Problem to work on | Extract all of the entries and set them down verbatim.

Data in this exercise |
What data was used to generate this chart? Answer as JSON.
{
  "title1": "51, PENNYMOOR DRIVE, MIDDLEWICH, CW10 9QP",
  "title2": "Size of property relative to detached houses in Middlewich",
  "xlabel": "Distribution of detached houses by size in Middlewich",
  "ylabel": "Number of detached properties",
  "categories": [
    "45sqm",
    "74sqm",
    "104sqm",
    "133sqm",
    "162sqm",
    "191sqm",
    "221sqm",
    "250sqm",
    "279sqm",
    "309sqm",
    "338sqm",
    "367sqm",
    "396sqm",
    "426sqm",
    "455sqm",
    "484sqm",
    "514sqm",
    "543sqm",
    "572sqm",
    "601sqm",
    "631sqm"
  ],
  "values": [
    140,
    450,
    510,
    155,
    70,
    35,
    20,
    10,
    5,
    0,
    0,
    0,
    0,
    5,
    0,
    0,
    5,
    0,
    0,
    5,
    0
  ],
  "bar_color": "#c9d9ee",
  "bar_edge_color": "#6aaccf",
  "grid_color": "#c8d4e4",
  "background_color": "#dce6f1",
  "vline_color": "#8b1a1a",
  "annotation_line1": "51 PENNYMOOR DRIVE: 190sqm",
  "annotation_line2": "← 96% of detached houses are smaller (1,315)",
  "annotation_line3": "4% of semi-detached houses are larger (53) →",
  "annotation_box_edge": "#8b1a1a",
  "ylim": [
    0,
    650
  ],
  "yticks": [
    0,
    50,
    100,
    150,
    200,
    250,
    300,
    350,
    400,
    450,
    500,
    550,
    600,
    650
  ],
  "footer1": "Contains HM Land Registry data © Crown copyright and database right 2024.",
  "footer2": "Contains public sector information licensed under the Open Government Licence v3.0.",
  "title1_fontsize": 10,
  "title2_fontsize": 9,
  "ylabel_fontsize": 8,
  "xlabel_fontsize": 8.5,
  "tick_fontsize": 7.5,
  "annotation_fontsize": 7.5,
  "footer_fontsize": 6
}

Complete response |
What data was used to generate this chart? Answer as JSON.
{
  "title1": "51, PENNYMOOR DRIVE, MIDDLEWICH, CW10 9QP",
  "title2": "Size of property relative to detached houses in Middlewich",
  "xlabel": "Distribution of detached houses by size in Middlewich",
  "ylabel": "Number of detached properties",
  "categories": [
    "45sqm",
    "74sqm",
    "104sqm",
    "133sqm",
    "162sqm",
    "191sqm",
    "221sqm",
    "250sqm",
    "279sqm",
    "309sqm",
    "338sqm",
    "367sqm",
    "396sqm",
    "426sqm",
    "455sqm",
    "484sqm",
    "514sqm",
    "543sqm",
    "572sqm",
    "601sqm",
    "631sqm"
  ],
  "values": [
    140,
    450,
    510,
    155,
    70,
    35,
    20,
    10,
    5,
    0,
    0,
    0,
    0,
    5,
    0,
    0,
    5,
    0,
    0,
    5,
    0
  ],
  "bar_color": "#c9d9ee",
  "bar_edge_color": "#6aaccf",
  "grid_color": "#c8d4e4",
  "background_color": "#dce6f1",
  "vline_color": "#8b1a1a",
  "annotation_line1": "51 PENNYMOOR DRIVE: 190sqm",
  "annotation_line2": "← 96% of detached houses are smaller (1,315)",
  "annotation_line3": "4% of semi-detached houses are larger (53) →",
  "annotation_box_edge": "#8b1a1a",
  "ylim": [
    0,
    650
  ],
  "yticks": [
    0,
    50,
    100,
    150,
    200,
    250,
    300,
    350,
    400,
    450,
    500,
    550,
    600,
    650
  ],
  "footer1": "Contains HM Land Registry data © Crown copyright and database right 2024.",
  "footer2": "Contains public sector information licensed under the Open Government Licence v3.0.",
  "title1_fontsize": 10,
  "title2_fontsize": 9,
  "ylabel_fontsize": 8,
  "xlabel_fontsize": 8.5,
  "tick_fontsize": 7.5,
  "annotation_fontsize": 7.5,
  "footer_fontsize": 6
}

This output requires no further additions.